*** EXERCISE DATA

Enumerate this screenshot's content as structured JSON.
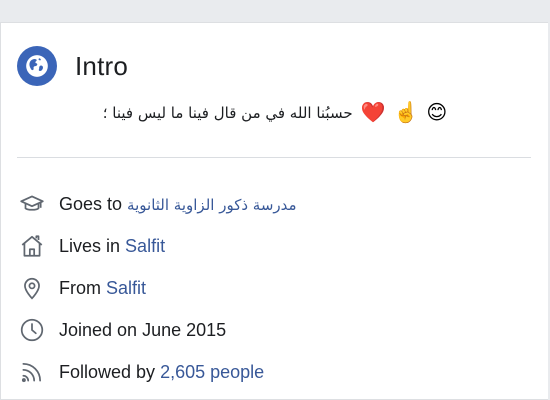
{
  "intro": {
    "title": "Intro",
    "icon": "globe-icon",
    "bio_text": "حسبُنا الله في من قال فينا ما ليس فينا ؛",
    "bio_emojis": [
      "❤️",
      "☝️",
      "😊"
    ]
  },
  "details": [
    {
      "icon": "graduation-cap-icon",
      "prefix": "Goes to ",
      "link": "مدرسة ذكور الزاوية الثانوية",
      "suffix": ""
    },
    {
      "icon": "home-icon",
      "prefix": "Lives in ",
      "link": "Salfit",
      "suffix": ""
    },
    {
      "icon": "location-pin-icon",
      "prefix": "From ",
      "link": "Salfit",
      "suffix": ""
    },
    {
      "icon": "clock-icon",
      "prefix": "Joined on June 2015",
      "link": "",
      "suffix": ""
    },
    {
      "icon": "rss-feed-icon",
      "prefix": "Followed by ",
      "link": "2,605 people",
      "suffix": ""
    }
  ],
  "colors": {
    "accent": "#3b65b8",
    "link": "#385898",
    "text": "#1c1e21",
    "divider": "#dadde1"
  }
}
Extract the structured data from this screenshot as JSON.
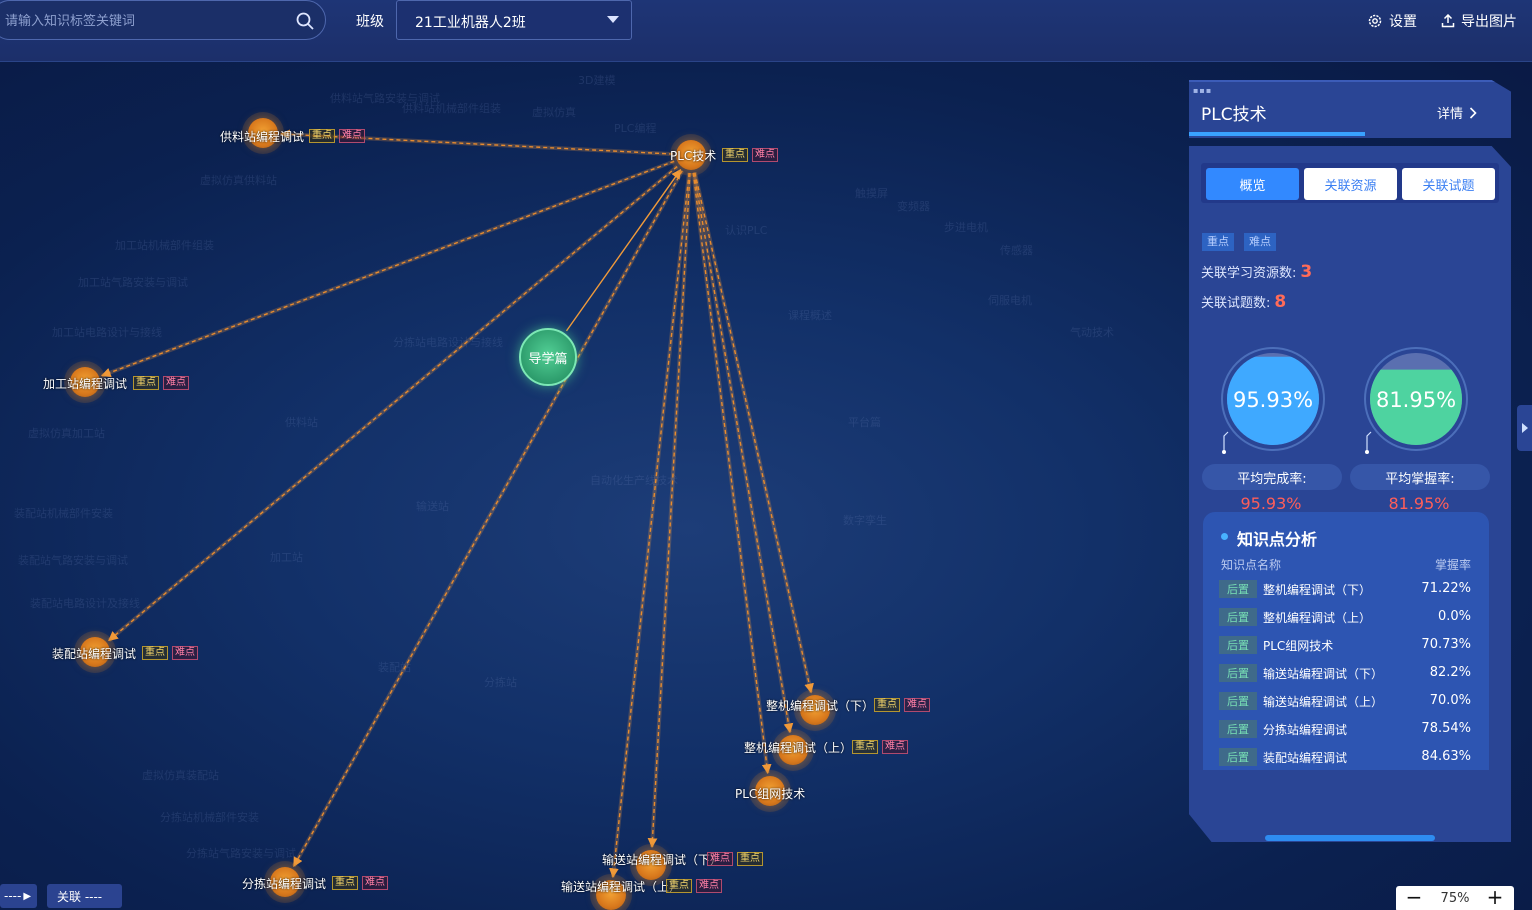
{
  "search": {
    "placeholder": "请输入知识标签关键词"
  },
  "class_filter": {
    "label": "班级",
    "selected": "21工业机器人2班"
  },
  "toolbar": {
    "settings_label": "设置",
    "export_label": "导出图片"
  },
  "graph": {
    "center_node": {
      "label": "PLC技术",
      "tag_key": "重点",
      "tag_diff": "难点"
    },
    "guide_node": {
      "label": "导学篇"
    },
    "nodes": [
      {
        "label": "供料站编程调试",
        "tags": [
          "重点",
          "难点"
        ]
      },
      {
        "label": "加工站编程调试",
        "tags": [
          "重点",
          "难点"
        ]
      },
      {
        "label": "装配站编程调试",
        "tags": [
          "重点",
          "难点"
        ]
      },
      {
        "label": "分拣站编程调试",
        "tags": [
          "重点",
          "难点"
        ]
      },
      {
        "label": "整机编程调试（下）",
        "tags": [
          "重点",
          "难点"
        ]
      },
      {
        "label": "整机编程调试（上）",
        "tags": [
          "重点",
          "难点"
        ]
      },
      {
        "label": "PLC组网技术",
        "tags": []
      },
      {
        "label": "输送站编程调试（下）",
        "tags": [
          "难点",
          "重点"
        ]
      },
      {
        "label": "输送站编程调试（上）",
        "tags": [
          "重点",
          "难点"
        ]
      }
    ],
    "faint_labels": [
      "供料站气路安装与调试",
      "供料站机械部件组装",
      "虚拟仿真供料站",
      "加工站机械部件组装",
      "加工站气路安装与调试",
      "加工站电路设计与接线",
      "虚拟仿真加工站",
      "装配站机械部件安装",
      "装配站气路安装与调试",
      "装配站电路设计及接线",
      "虚拟仿真装配站",
      "分拣站机械部件安装",
      "分拣站气路安装与调试",
      "分拣站电路设计与接线",
      "供料站",
      "加工站",
      "装配站",
      "分拣站",
      "输送站",
      "自动化生产线技术",
      "认识PLC",
      "课程概述",
      "平台篇",
      "数字孪生",
      "3D建模",
      "虚拟仿真",
      "PLC编程",
      "触摸屏",
      "变频器",
      "步进电机",
      "伺服电机",
      "传感器",
      "气动技术"
    ],
    "bottom_controls": {
      "left_btn": "----",
      "relation_btn": "关联 ----"
    },
    "zoom": "75%"
  },
  "panel": {
    "title": "PLC技术",
    "detail_label": "详情",
    "tabs": [
      "概览",
      "关联资源",
      "关联试题"
    ],
    "badges": [
      "重点",
      "难点"
    ],
    "resource_count_label": "关联学习资源数:",
    "resource_count": "3",
    "question_count_label": "关联试题数:",
    "question_count": "8",
    "gauges": [
      {
        "value_text": "95.93%",
        "value": 95.93,
        "label": "平均完成率:",
        "sub": "95.93%",
        "color": "#3fa9ff"
      },
      {
        "value_text": "81.95%",
        "value": 81.95,
        "label": "平均掌握率:",
        "sub": "81.95%",
        "color": "#4ed3a0"
      }
    ],
    "analysis": {
      "title": "知识点分析",
      "col_name": "知识点名称",
      "col_rate": "掌握率",
      "rows": [
        {
          "tag": "后置",
          "name": "整机编程调试（下）",
          "rate": "71.22%"
        },
        {
          "tag": "后置",
          "name": "整机编程调试（上）",
          "rate": "0.0%"
        },
        {
          "tag": "后置",
          "name": "PLC组网技术",
          "rate": "70.73%"
        },
        {
          "tag": "后置",
          "name": "输送站编程调试（下）",
          "rate": "82.2%"
        },
        {
          "tag": "后置",
          "name": "输送站编程调试（上）",
          "rate": "70.0%"
        },
        {
          "tag": "后置",
          "name": "分拣站编程调试",
          "rate": "78.54%"
        },
        {
          "tag": "后置",
          "name": "装配站编程调试",
          "rate": "84.63%"
        }
      ]
    }
  }
}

******

TASK → Your answer should be only the number of lines that hold the word "structured".

ANSWER → 2